─── Supplied records
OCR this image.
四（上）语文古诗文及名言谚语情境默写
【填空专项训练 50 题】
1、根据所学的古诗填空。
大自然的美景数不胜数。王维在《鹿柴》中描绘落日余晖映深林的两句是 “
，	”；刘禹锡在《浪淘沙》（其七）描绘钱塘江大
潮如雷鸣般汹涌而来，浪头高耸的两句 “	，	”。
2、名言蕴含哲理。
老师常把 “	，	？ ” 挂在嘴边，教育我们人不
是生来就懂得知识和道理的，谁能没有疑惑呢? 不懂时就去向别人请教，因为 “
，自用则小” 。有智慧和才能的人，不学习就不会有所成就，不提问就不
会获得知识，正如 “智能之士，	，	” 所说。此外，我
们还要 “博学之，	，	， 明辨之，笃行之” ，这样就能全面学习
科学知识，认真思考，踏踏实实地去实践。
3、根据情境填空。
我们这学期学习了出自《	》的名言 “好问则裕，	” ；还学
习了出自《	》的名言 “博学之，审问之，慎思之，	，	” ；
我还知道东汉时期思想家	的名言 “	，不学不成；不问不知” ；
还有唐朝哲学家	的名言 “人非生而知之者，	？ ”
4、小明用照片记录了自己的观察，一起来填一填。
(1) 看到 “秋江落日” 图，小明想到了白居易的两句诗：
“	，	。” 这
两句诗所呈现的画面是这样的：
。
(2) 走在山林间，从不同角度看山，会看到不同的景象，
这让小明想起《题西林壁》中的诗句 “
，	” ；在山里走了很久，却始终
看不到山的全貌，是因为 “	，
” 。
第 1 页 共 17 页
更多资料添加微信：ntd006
──────
◆ **Problem to work on**
Please repeat the listing exactly, with nothing left out.

◆ **In response**
OCR this image.
四（上）语文古诗文及名言谚语情境默写
【填空专项训练 50 题】
1、根据所学的古诗填空。
大自然的美景数不胜数。王维在《鹿柴》中描绘落日余晖映深林的两句是 “
，	”；刘禹锡在《浪淘沙》（其七）描绘钱塘江大
潮如雷鸣般汹涌而来，浪头高耸的两句 “	，	”。
2、名言蕴含哲理。
老师常把 “	，	？ ” 挂在嘴边，教育我们人不
是生来就懂得知识和道理的，谁能没有疑惑呢? 不懂时就去向别人请教，因为 “
，自用则小” 。有智慧和才能的人，不学习就不会有所成就，不提问就不
会获得知识，正如 “智能之士，	，	” 所说。此外，我
们还要 “博学之，	，	， 明辨之，笃行之” ，这样就能全面学习
科学知识，认真思考，踏踏实实地去实践。
3、根据情境填空。
我们这学期学习了出自《	》的名言 “好问则裕，	” ；还学
习了出自《	》的名言 “博学之，审问之，慎思之，	，	” ；
我还知道东汉时期思想家	的名言 “	，不学不成；不问不知” ；
还有唐朝哲学家	的名言 “人非生而知之者，	？ ”
4、小明用照片记录了自己的观察，一起来填一填。
(1) 看到 “秋江落日” 图，小明想到了白居易的两句诗：
“	，	。” 这
两句诗所呈现的画面是这样的：
。
(2) 走在山林间，从不同角度看山，会看到不同的景象，
这让小明想起《题西林壁》中的诗句 “
，	” ；在山里走了很久，却始终
看不到山的全貌，是因为 “	，
” 。
第 1 页 共 17 页
更多资料添加微信：ntd006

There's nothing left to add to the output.